» **Exercise**:
Repeat the listing exactly as given, omitting every image.

» **Records for this exercise**:
· · ·

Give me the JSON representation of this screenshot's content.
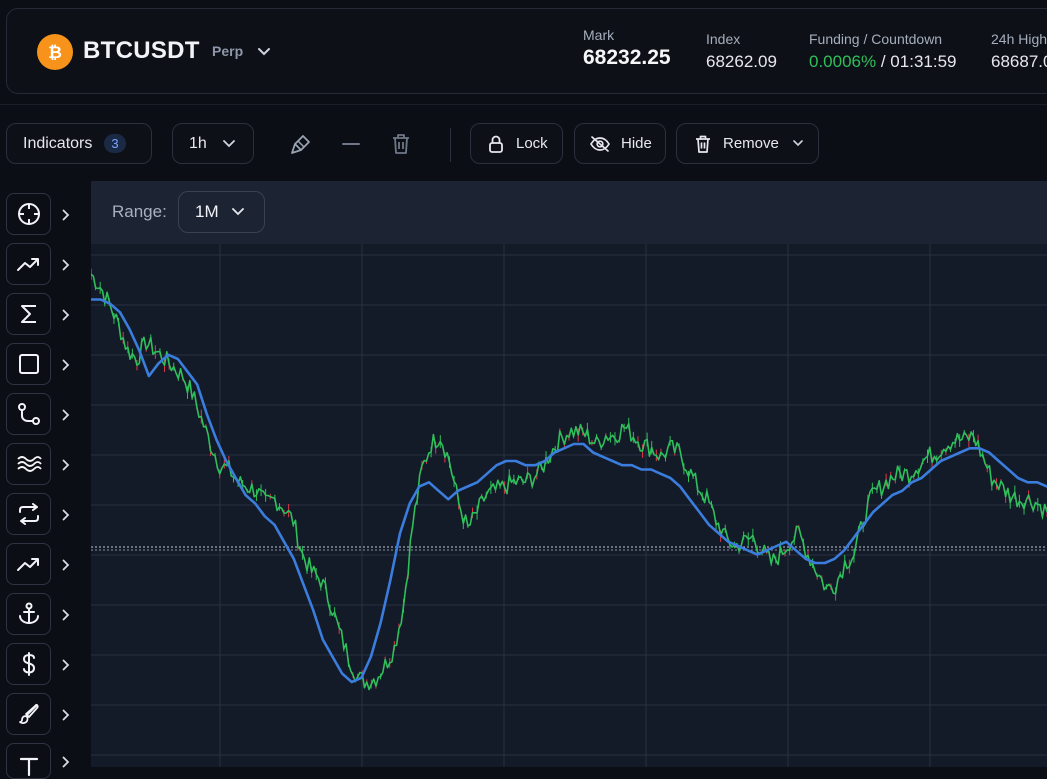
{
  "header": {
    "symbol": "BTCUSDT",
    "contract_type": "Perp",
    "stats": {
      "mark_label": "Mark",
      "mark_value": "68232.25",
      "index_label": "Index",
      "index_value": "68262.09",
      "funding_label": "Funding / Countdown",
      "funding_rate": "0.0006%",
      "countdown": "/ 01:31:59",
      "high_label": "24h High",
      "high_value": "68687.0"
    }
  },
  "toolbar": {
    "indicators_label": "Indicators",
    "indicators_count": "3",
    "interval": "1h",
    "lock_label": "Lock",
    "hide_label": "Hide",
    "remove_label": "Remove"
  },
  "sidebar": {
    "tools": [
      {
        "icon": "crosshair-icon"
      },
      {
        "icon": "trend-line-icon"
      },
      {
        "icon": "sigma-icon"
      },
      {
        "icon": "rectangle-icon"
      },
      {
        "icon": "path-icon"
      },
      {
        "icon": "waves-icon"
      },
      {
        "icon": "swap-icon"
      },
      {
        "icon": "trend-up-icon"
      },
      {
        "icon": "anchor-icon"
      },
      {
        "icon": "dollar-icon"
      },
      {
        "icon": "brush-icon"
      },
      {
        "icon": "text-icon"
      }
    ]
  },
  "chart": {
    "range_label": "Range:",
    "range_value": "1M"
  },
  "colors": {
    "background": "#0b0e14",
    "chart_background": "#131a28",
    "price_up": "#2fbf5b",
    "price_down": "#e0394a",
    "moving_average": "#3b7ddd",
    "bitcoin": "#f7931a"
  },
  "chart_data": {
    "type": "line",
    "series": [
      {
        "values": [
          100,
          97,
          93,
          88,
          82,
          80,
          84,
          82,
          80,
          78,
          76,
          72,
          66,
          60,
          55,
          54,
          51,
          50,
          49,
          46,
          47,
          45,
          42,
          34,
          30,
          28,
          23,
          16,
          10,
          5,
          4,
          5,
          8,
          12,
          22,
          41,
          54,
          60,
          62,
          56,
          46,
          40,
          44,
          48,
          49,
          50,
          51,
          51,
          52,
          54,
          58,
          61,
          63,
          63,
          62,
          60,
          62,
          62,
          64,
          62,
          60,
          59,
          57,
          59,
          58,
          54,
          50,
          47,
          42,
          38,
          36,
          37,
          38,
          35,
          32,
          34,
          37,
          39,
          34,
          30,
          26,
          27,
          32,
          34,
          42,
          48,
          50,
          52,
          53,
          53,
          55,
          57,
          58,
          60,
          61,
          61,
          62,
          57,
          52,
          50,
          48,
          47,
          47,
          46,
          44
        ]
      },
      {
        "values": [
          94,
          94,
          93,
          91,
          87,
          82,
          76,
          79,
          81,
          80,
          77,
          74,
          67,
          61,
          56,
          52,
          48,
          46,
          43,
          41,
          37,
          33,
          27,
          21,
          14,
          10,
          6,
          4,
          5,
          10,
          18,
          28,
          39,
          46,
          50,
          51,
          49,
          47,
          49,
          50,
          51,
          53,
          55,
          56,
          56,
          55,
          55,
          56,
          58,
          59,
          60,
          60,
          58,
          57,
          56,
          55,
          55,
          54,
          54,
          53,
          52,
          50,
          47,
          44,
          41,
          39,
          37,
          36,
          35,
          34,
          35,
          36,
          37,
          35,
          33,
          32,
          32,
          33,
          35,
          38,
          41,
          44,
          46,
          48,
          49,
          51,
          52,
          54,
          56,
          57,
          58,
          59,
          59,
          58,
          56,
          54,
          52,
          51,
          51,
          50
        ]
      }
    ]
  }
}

· · ·

» **Task answer**:
Give me the JSON representation of this screenshot's content.
{
  "header": {
    "symbol": "BTCUSDT",
    "contract_type": "Perp",
    "stats": {
      "mark_label": "Mark",
      "mark_value": "68232.25",
      "index_label": "Index",
      "index_value": "68262.09",
      "funding_label": "Funding / Countdown",
      "funding_rate": "0.0006%",
      "countdown": "/ 01:31:59",
      "high_label": "24h High",
      "high_value": "68687.0"
    }
  },
  "toolbar": {
    "indicators_label": "Indicators",
    "indicators_count": "3",
    "interval": "1h",
    "lock_label": "Lock",
    "hide_label": "Hide",
    "remove_label": "Remove"
  },
  "sidebar": {
    "tools": [
      {
        "icon": "crosshair-icon"
      },
      {
        "icon": "trend-line-icon"
      },
      {
        "icon": "sigma-icon"
      },
      {
        "icon": "rectangle-icon"
      },
      {
        "icon": "path-icon"
      },
      {
        "icon": "waves-icon"
      },
      {
        "icon": "swap-icon"
      },
      {
        "icon": "trend-up-icon"
      },
      {
        "icon": "anchor-icon"
      },
      {
        "icon": "dollar-icon"
      },
      {
        "icon": "brush-icon"
      },
      {
        "icon": "text-icon"
      }
    ]
  },
  "chart": {
    "range_label": "Range:",
    "range_value": "1M"
  },
  "colors": {
    "background": "#0b0e14",
    "chart_background": "#131a28",
    "price_up": "#2fbf5b",
    "price_down": "#e0394a",
    "moving_average": "#3b7ddd",
    "bitcoin": "#f7931a"
  },
  "chart_data": {
    "type": "line",
    "series": [
      {
        "values": [
          100,
          97,
          93,
          88,
          82,
          80,
          84,
          82,
          80,
          78,
          76,
          72,
          66,
          60,
          55,
          54,
          51,
          50,
          49,
          46,
          47,
          45,
          42,
          34,
          30,
          28,
          23,
          16,
          10,
          5,
          4,
          5,
          8,
          12,
          22,
          41,
          54,
          60,
          62,
          56,
          46,
          40,
          44,
          48,
          49,
          50,
          51,
          51,
          52,
          54,
          58,
          61,
          63,
          63,
          62,
          60,
          62,
          62,
          64,
          62,
          60,
          59,
          57,
          59,
          58,
          54,
          50,
          47,
          42,
          38,
          36,
          37,
          38,
          35,
          32,
          34,
          37,
          39,
          34,
          30,
          26,
          27,
          32,
          34,
          42,
          48,
          50,
          52,
          53,
          53,
          55,
          57,
          58,
          60,
          61,
          61,
          62,
          57,
          52,
          50,
          48,
          47,
          47,
          46,
          44
        ]
      },
      {
        "values": [
          94,
          94,
          93,
          91,
          87,
          82,
          76,
          79,
          81,
          80,
          77,
          74,
          67,
          61,
          56,
          52,
          48,
          46,
          43,
          41,
          37,
          33,
          27,
          21,
          14,
          10,
          6,
          4,
          5,
          10,
          18,
          28,
          39,
          46,
          50,
          51,
          49,
          47,
          49,
          50,
          51,
          53,
          55,
          56,
          56,
          55,
          55,
          56,
          58,
          59,
          60,
          60,
          58,
          57,
          56,
          55,
          55,
          54,
          54,
          53,
          52,
          50,
          47,
          44,
          41,
          39,
          37,
          36,
          35,
          34,
          35,
          36,
          37,
          35,
          33,
          32,
          32,
          33,
          35,
          38,
          41,
          44,
          46,
          48,
          49,
          51,
          52,
          54,
          56,
          57,
          58,
          59,
          59,
          58,
          56,
          54,
          52,
          51,
          51,
          50
        ]
      }
    ]
  }
}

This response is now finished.